Repeat every line of the listing below exactly, minus the pictures.

-- BEGIN GIVEN DATA --

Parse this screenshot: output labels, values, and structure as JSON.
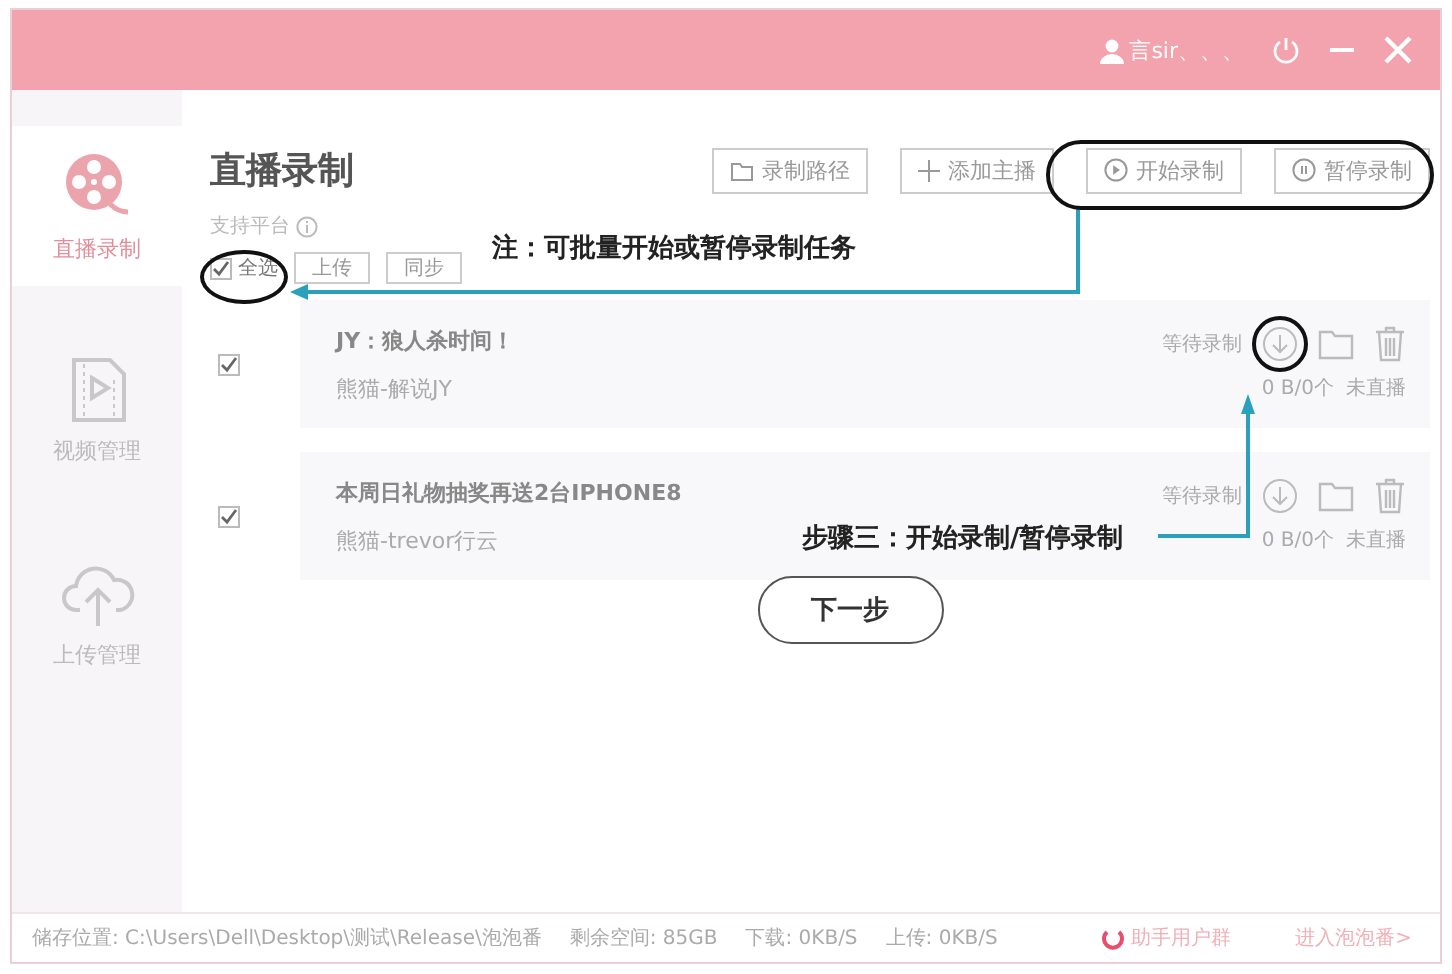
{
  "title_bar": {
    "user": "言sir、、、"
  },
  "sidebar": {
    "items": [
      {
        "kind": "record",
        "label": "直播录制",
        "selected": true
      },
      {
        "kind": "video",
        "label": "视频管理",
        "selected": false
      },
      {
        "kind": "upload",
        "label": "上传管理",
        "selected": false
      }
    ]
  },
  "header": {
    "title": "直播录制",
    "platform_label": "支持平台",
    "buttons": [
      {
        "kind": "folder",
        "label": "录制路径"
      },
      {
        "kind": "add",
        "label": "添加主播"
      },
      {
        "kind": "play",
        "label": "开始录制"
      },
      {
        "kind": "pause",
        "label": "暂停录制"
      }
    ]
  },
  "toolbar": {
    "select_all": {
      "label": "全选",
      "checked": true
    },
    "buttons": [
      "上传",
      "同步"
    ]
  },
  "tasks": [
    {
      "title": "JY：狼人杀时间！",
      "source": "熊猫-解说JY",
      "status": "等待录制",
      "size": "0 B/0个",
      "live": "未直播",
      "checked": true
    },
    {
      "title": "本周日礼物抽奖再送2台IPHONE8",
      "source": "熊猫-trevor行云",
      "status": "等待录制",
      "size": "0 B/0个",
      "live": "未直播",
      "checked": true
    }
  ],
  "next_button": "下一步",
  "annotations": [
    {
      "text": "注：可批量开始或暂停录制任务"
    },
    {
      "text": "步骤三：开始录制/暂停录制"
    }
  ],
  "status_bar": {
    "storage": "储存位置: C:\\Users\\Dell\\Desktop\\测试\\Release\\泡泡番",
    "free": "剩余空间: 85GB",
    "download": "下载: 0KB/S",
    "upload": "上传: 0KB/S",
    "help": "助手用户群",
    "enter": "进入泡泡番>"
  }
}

-- END GIVEN DATA --

RESPONSE TO THIS TASK ::
Parse this screenshot: output labels, values, and structure as JSON.
{
  "title_bar": {
    "user": "言sir、、、"
  },
  "sidebar": {
    "items": [
      {
        "kind": "record",
        "label": "直播录制",
        "selected": true
      },
      {
        "kind": "video",
        "label": "视频管理",
        "selected": false
      },
      {
        "kind": "upload",
        "label": "上传管理",
        "selected": false
      }
    ]
  },
  "header": {
    "title": "直播录制",
    "platform_label": "支持平台",
    "buttons": [
      {
        "kind": "folder",
        "label": "录制路径"
      },
      {
        "kind": "add",
        "label": "添加主播"
      },
      {
        "kind": "play",
        "label": "开始录制"
      },
      {
        "kind": "pause",
        "label": "暂停录制"
      }
    ]
  },
  "toolbar": {
    "select_all": {
      "label": "全选",
      "checked": true
    },
    "buttons": [
      "上传",
      "同步"
    ]
  },
  "tasks": [
    {
      "title": "JY：狼人杀时间！",
      "source": "熊猫-解说JY",
      "status": "等待录制",
      "size": "0 B/0个",
      "live": "未直播",
      "checked": true
    },
    {
      "title": "本周日礼物抽奖再送2台IPHONE8",
      "source": "熊猫-trevor行云",
      "status": "等待录制",
      "size": "0 B/0个",
      "live": "未直播",
      "checked": true
    }
  ],
  "next_button": "下一步",
  "annotations": [
    {
      "text": "注：可批量开始或暂停录制任务"
    },
    {
      "text": "步骤三：开始录制/暂停录制"
    }
  ],
  "status_bar": {
    "storage": "储存位置: C:\\Users\\Dell\\Desktop\\测试\\Release\\泡泡番",
    "free": "剩余空间: 85GB",
    "download": "下载: 0KB/S",
    "upload": "上传: 0KB/S",
    "help": "助手用户群",
    "enter": "进入泡泡番>"
  }
}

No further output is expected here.